Could you restate every entry word for word, minus the pictures?

Provided entries Start Marker

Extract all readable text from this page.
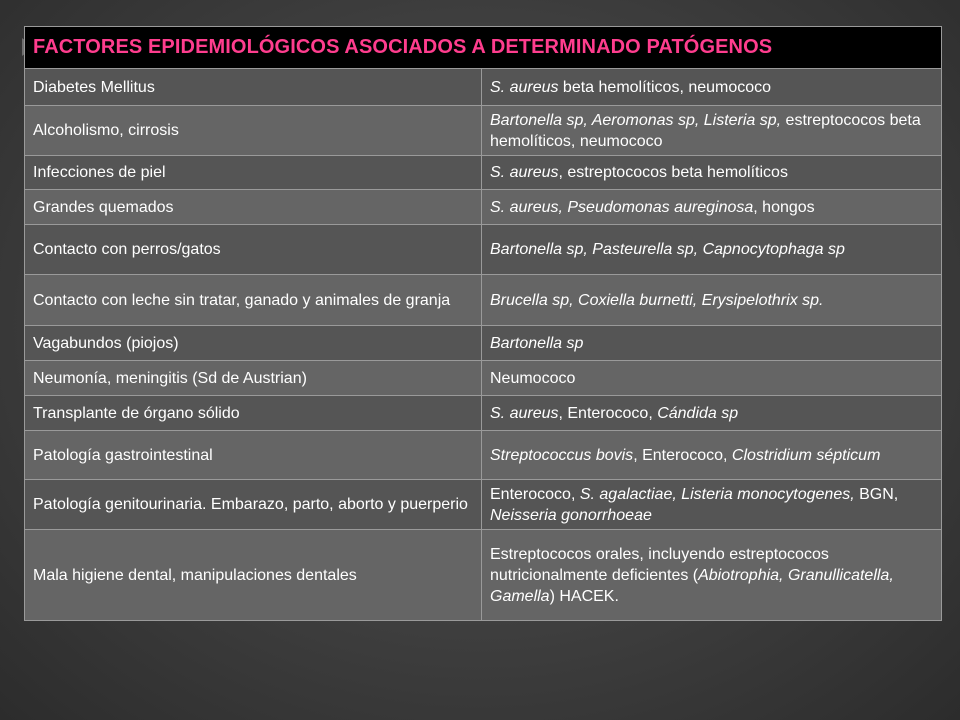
FACTORES EPIDEMIOLÓGICOS ASOCIADOS A DETERMINADO PATÓGENOS	
Diabetes Mellitus	S. aureus beta hemolíticos, neumococo
Alcoholismo, cirrosis	Bartonella sp, Aeromonas sp, Listeria sp, estreptococos beta hemolíticos, neumococo
Infecciones de piel	S. aureus, estreptococos beta hemolíticos
Grandes quemados	S. aureus, Pseudomonas aureginosa, hongos
Contacto con perros/gatos	Bartonella sp, Pasteurella sp, Capnocytophaga sp
Contacto con leche sin tratar, ganado y animales de granja	Brucella sp, Coxiella burnetti, Erysipelothrix sp.
Vagabundos (piojos)	Bartonella sp
Neumonía, meningitis (Sd de Austrian)	Neumococo
Transplante de órgano sólido	S. aureus, Enterococo, Cándida sp
Patología gastrointestinal	Streptococcus bovis, Enterococo, Clostridium sépticum
Patología genitourinaria. Embarazo, parto, aborto y puerperio	Enterococo, S. agalactiae, Listeria monocytogenes, BGN, Neisseria gonorrhoeae
Mala higiene dental, manipulaciones dentales	Estreptococos orales, incluyendo estreptococos nutricionalmente deficientes (Abiotrophia, Granullicatella, Gamella) HACEK.
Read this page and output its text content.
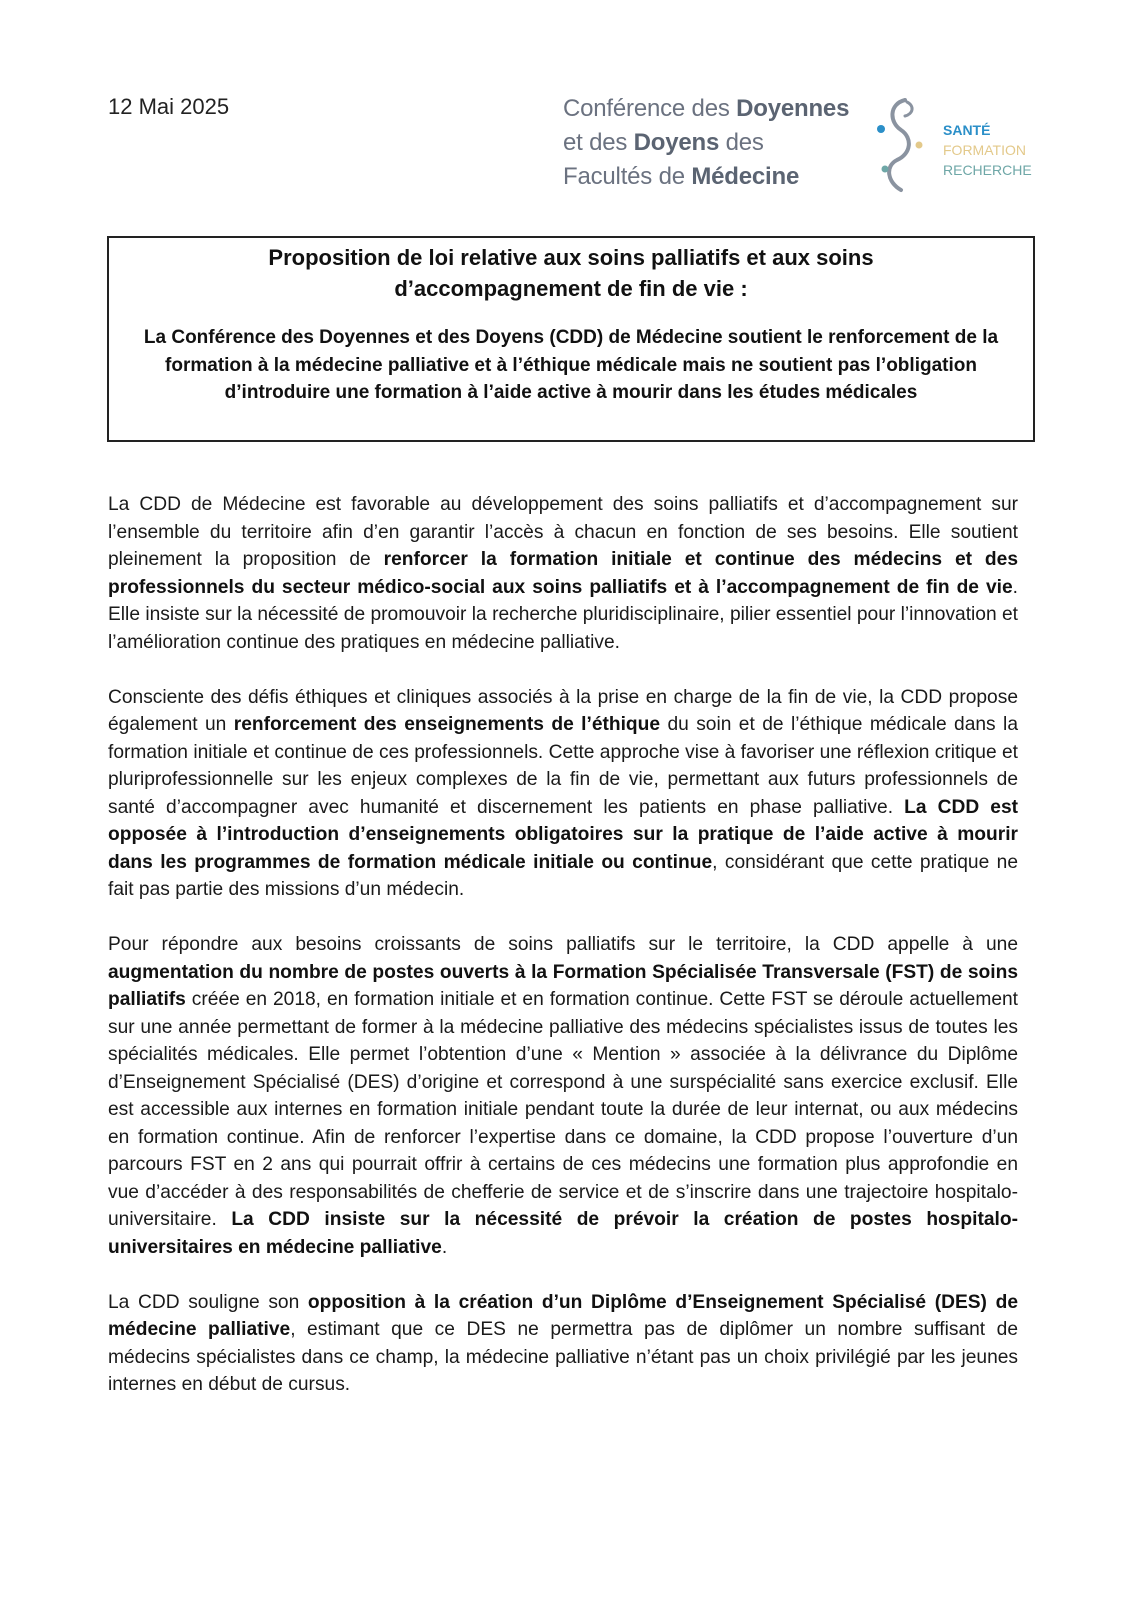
12 Mai 2025	Conférence des Doyennes
et des Doyens des
Facultés de Médecine
SANTÉ
FORMATION
RECHERCHE

Proposition de loi relative aux soins palliatifs et aux soins
d’accompagnement de fin de vie :

La Conférence des Doyennes et des Doyens (CDD) de Médecine soutient le renforcement de la formation à la médecine palliative et à l’éthique médicale mais ne soutient pas l’obligation d’introduire une formation à l’aide active à mourir dans les études médicales

La CDD de Médecine est favorable au développement des soins palliatifs et d’accompagnement sur l’ensemble du territoire afin d’en garantir l’accès à chacun en fonction de ses besoins. Elle soutient pleinement la proposition de renforcer la formation initiale et continue des médecins et des professionnels du secteur médico-social aux soins palliatifs et à l’accompagnement de fin de vie. Elle insiste sur la nécessité de promouvoir la recherche pluridisciplinaire, pilier essentiel pour l’innovation et l’amélioration continue des pratiques en médecine palliative.

Consciente des défis éthiques et cliniques associés à la prise en charge de la fin de vie, la CDD propose également un renforcement des enseignements de l’éthique du soin et de l’éthique médicale dans la formation initiale et continue de ces professionnels. Cette approche vise à favoriser une réflexion critique et pluriprofessionnelle sur les enjeux complexes de la fin de vie, permettant aux futurs professionnels de santé d’accompagner avec humanité et discernement les patients en phase palliative. La CDD est opposée à l’introduction d’enseignements obligatoires sur la pratique de l’aide active à mourir dans les programmes de formation médicale initiale ou continue, considérant que cette pratique ne fait pas partie des missions d’un médecin.

Pour répondre aux besoins croissants de soins palliatifs sur le territoire, la CDD appelle à une augmentation du nombre de postes ouverts à la Formation Spécialisée Transversale (FST) de soins palliatifs créée en 2018, en formation initiale et en formation continue. Cette FST se déroule actuellement sur une année permettant de former à la médecine palliative des médecins spécialistes issus de toutes les spécialités médicales. Elle permet l’obtention d’une « Mention » associée à la délivrance du Diplôme d’Enseignement Spécialisé (DES) d’origine et correspond à une surspécialité sans exercice exclusif. Elle est accessible aux internes en formation initiale pendant toute la durée de leur internat, ou aux médecins en formation continue. Afin de renforcer l’expertise dans ce domaine, la CDD propose l’ouverture d’un parcours FST en 2 ans qui pourrait offrir à certains de ces médecins une formation plus approfondie en vue d’accéder à des responsabilités de chefferie de service et de s’inscrire dans une trajectoire hospitalo-universitaire. La CDD insiste sur la nécessité de prévoir la création de postes hospitalo-universitaires en médecine palliative.

La CDD souligne son opposition à la création d’un Diplôme d’Enseignement Spécialisé (DES) de médecine palliative, estimant que ce DES ne permettra pas de diplômer un nombre suffisant de médecins spécialistes dans ce champ, la médecine palliative n’étant pas un choix privilégié par les jeunes internes en début de cursus.
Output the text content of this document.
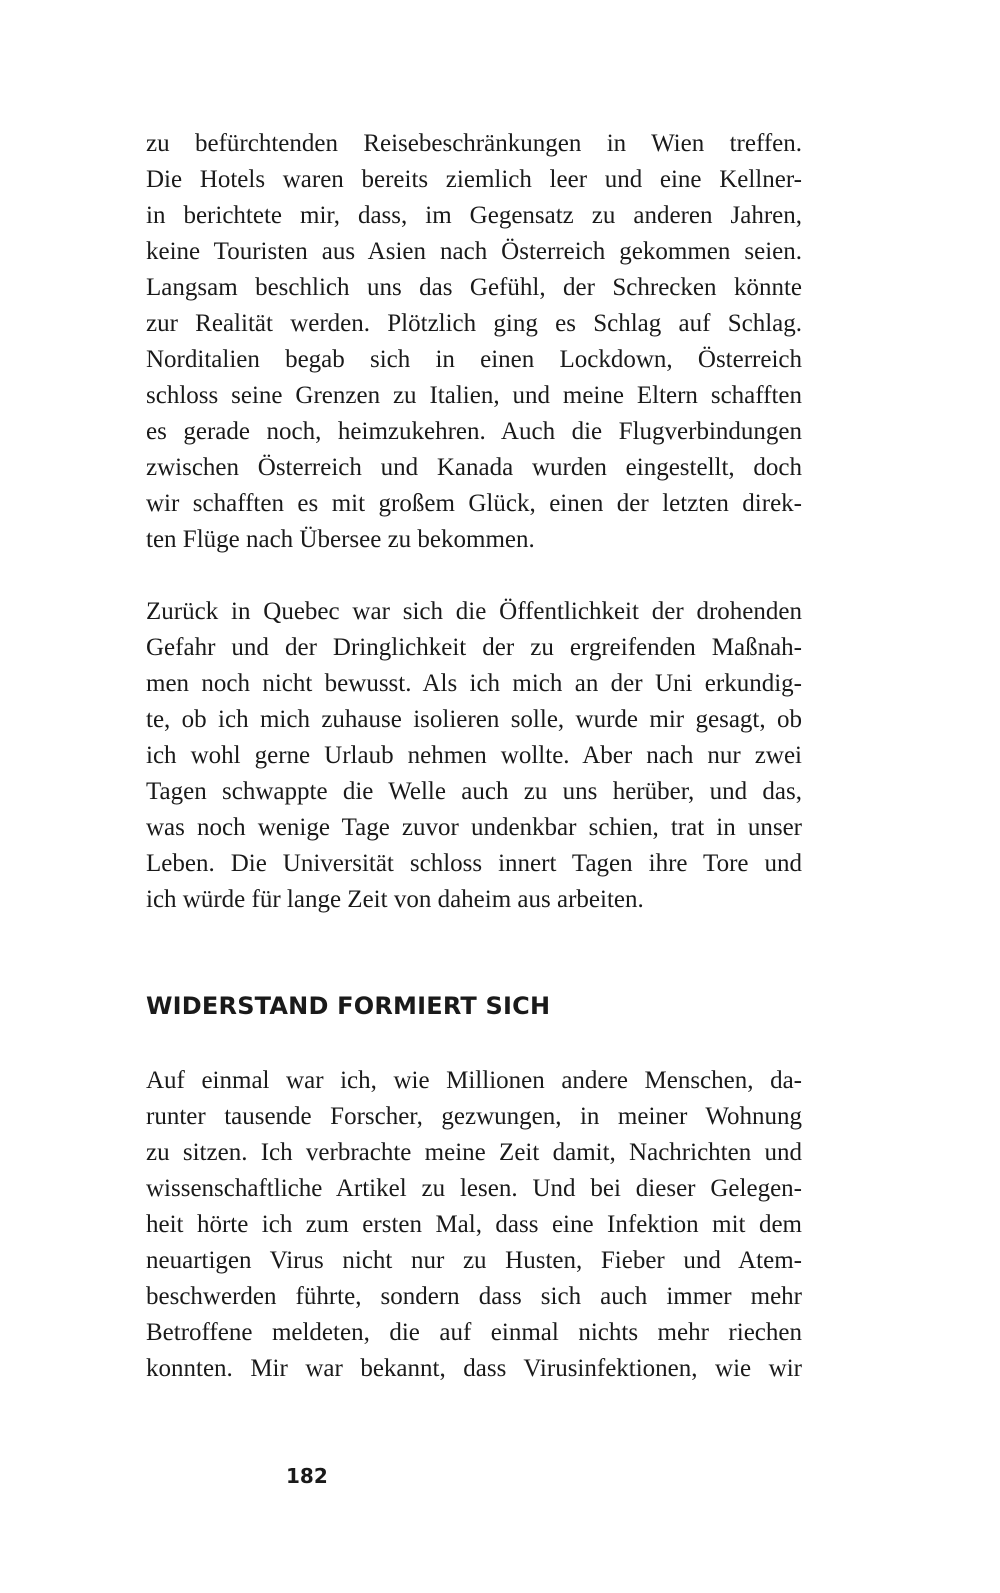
zu befürchtenden Reisebeschränkungen in Wien treffen.
Die Hotels waren bereits ziemlich leer und eine Kellner-
in berichtete mir, dass, im Gegensatz zu anderen Jahren,
keine Touristen aus Asien nach Österreich gekommen seien.
Langsam beschlich uns das Gefühl, der Schrecken könnte
zur Realität werden. Plötzlich ging es Schlag auf Schlag.
Norditalien begab sich in einen Lockdown, Österreich
schloss seine Grenzen zu Italien, und meine Eltern schafften
es gerade noch, heimzukehren. Auch die Flugverbindungen
zwischen Österreich und Kanada wurden eingestellt, doch
wir schafften es mit großem Glück, einen der letzten direk-
ten Flüge nach Übersee zu bekommen.
Zurück in Quebec war sich die Öffentlichkeit der drohenden
Gefahr und der Dringlichkeit der zu ergreifenden Maßnah-
men noch nicht bewusst. Als ich mich an der Uni erkundig-
te, ob ich mich zuhause isolieren solle, wurde mir gesagt, ob
ich wohl gerne Urlaub nehmen wollte. Aber nach nur zwei
Tagen schwappte die Welle auch zu uns herüber, und das,
was noch wenige Tage zuvor undenkbar schien, trat in unser
Leben. Die Universität schloss innert Tagen ihre Tore und
ich würde für lange Zeit von daheim aus arbeiten.
WIDERSTAND FORMIERT SICH
Auf einmal war ich, wie Millionen andere Menschen, da-
runter tausende Forscher, gezwungen, in meiner Wohnung
zu sitzen. Ich verbrachte meine Zeit damit, Nachrichten und
wissenschaftliche Artikel zu lesen. Und bei dieser Gelegen-
heit hörte ich zum ersten Mal, dass eine Infektion mit dem
neuartigen Virus nicht nur zu Husten, Fieber und Atem-
beschwerden führte, sondern dass sich auch immer mehr
Betroffene meldeten, die auf einmal nichts mehr riechen
konnten. Mir war bekannt, dass Virusinfektionen, wie wir
182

Provided entries End Marker

→ Exercise output:
Extract all readable text from this page.
FACTORES EPIDEMIOLÓGICOS ASOCIADOS A DETERMINADO PATÓGENOS	
Diabetes Mellitus	S. aureus beta hemolíticos, neumococo
Alcoholismo, cirrosis	Bartonella sp, Aeromonas sp, Listeria sp, estreptococos beta hemolíticos, neumococo
Infecciones de piel	S. aureus, estreptococos beta hemolíticos
Grandes quemados	S. aureus, Pseudomonas aureginosa, hongos
Contacto con perros/gatos	Bartonella sp, Pasteurella sp, Capnocytophaga sp
Contacto con leche sin tratar, ganado y animales de granja	Brucella sp, Coxiella burnetti, Erysipelothrix sp.
Vagabundos (piojos)	Bartonella sp
Neumonía, meningitis (Sd de Austrian)	Neumococo
Transplante de órgano sólido	S. aureus, Enterococo, Cándida sp
Patología gastrointestinal	Streptococcus bovis, Enterococo, Clostridium sépticum
Patología genitourinaria. Embarazo, parto, aborto y puerperio	Enterococo, S. agalactiae, Listeria monocytogenes, BGN, Neisseria gonorrhoeae
Mala higiene dental, manipulaciones dentales	Estreptococos orales, incluyendo estreptococos nutricionalmente deficientes (Abiotrophia, Granullicatella, Gamella) HACEK.
Read this page and output its text content.
12 Mai 2025	Conférence des Doyennes
et des Doyens des
Facultés de Médecine
SANTÉ
FORMATION
RECHERCHE

Proposition de loi relative aux soins palliatifs et aux soins
d’accompagnement de fin de vie :

La Conférence des Doyennes et des Doyens (CDD) de Médecine soutient le renforcement de la formation à la médecine palliative et à l’éthique médicale mais ne soutient pas l’obligation d’introduire une formation à l’aide active à mourir dans les études médicales

La CDD de Médecine est favorable au développement des soins palliatifs et d’accompagnement sur l’ensemble du territoire afin d’en garantir l’accès à chacun en fonction de ses besoins. Elle soutient pleinement la proposition de renforcer la formation initiale et continue des médecins et des professionnels du secteur médico-social aux soins palliatifs et à l’accompagnement de fin de vie. Elle insiste sur la nécessité de promouvoir la recherche pluridisciplinaire, pilier essentiel pour l’innovation et l’amélioration continue des pratiques en médecine palliative.

Consciente des défis éthiques et cliniques associés à la prise en charge de la fin de vie, la CDD propose également un renforcement des enseignements de l’éthique du soin et de l’éthique médicale dans la formation initiale et continue de ces professionnels. Cette approche vise à favoriser une réflexion critique et pluriprofessionnelle sur les enjeux complexes de la fin de vie, permettant aux futurs professionnels de santé d’accompagner avec humanité et discernement les patients en phase palliative. La CDD est opposée à l’introduction d’enseignements obligatoires sur la pratique de l’aide active à mourir dans les programmes de formation médicale initiale ou continue, considérant que cette pratique ne fait pas partie des missions d’un médecin.

Pour répondre aux besoins croissants de soins palliatifs sur le territoire, la CDD appelle à une augmentation du nombre de postes ouverts à la Formation Spécialisée Transversale (FST) de soins palliatifs créée en 2018, en formation initiale et en formation continue. Cette FST se déroule actuellement sur une année permettant de former à la médecine palliative des médecins spécialistes issus de toutes les spécialités médicales. Elle permet l’obtention d’une « Mention » associée à la délivrance du Diplôme d’Enseignement Spécialisé (DES) d’origine et correspond à une surspécialité sans exercice exclusif. Elle est accessible aux internes en formation initiale pendant toute la durée de leur internat, ou aux médecins en formation continue. Afin de renforcer l’expertise dans ce domaine, la CDD propose l’ouverture d’un parcours FST en 2 ans qui pourrait offrir à certains de ces médecins une formation plus approfondie en vue d’accéder à des responsabilités de chefferie de service et de s’inscrire dans une trajectoire hospitalo-universitaire. La CDD insiste sur la nécessité de prévoir la création de postes hospitalo-universitaires en médecine palliative.

La CDD souligne son opposition à la création d’un Diplôme d’Enseignement Spécialisé (DES) de médecine palliative, estimant que ce DES ne permettra pas de diplômer un nombre suffisant de médecins spécialistes dans ce champ, la médecine palliative n’étant pas un choix privilégié par les jeunes internes en début de cursus.
Output the text content of this document.
zu befürchtenden Reisebeschränkungen in Wien treffen.
Die Hotels waren bereits ziemlich leer und eine Kellner-
in berichtete mir, dass, im Gegensatz zu anderen Jahren,
keine Touristen aus Asien nach Österreich gekommen seien.
Langsam beschlich uns das Gefühl, der Schrecken könnte
zur Realität werden. Plötzlich ging es Schlag auf Schlag.
Norditalien begab sich in einen Lockdown, Österreich
schloss seine Grenzen zu Italien, und meine Eltern schafften
es gerade noch, heimzukehren. Auch die Flugverbindungen
zwischen Österreich und Kanada wurden eingestellt, doch
wir schafften es mit großem Glück, einen der letzten direk-
ten Flüge nach Übersee zu bekommen.
Zurück in Quebec war sich die Öffentlichkeit der drohenden
Gefahr und der Dringlichkeit der zu ergreifenden Maßnah-
men noch nicht bewusst. Als ich mich an der Uni erkundig-
te, ob ich mich zuhause isolieren solle, wurde mir gesagt, ob
ich wohl gerne Urlaub nehmen wollte. Aber nach nur zwei
Tagen schwappte die Welle auch zu uns herüber, und das,
was noch wenige Tage zuvor undenkbar schien, trat in unser
Leben. Die Universität schloss innert Tagen ihre Tore und
ich würde für lange Zeit von daheim aus arbeiten.
WIDERSTAND FORMIERT SICH
Auf einmal war ich, wie Millionen andere Menschen, da-
runter tausende Forscher, gezwungen, in meiner Wohnung
zu sitzen. Ich verbrachte meine Zeit damit, Nachrichten und
wissenschaftliche Artikel zu lesen. Und bei dieser Gelegen-
heit hörte ich zum ersten Mal, dass eine Infektion mit dem
neuartigen Virus nicht nur zu Husten, Fieber und Atem-
beschwerden führte, sondern dass sich auch immer mehr
Betroffene meldeten, die auf einmal nichts mehr riechen
konnten. Mir war bekannt, dass Virusinfektionen, wie wir
182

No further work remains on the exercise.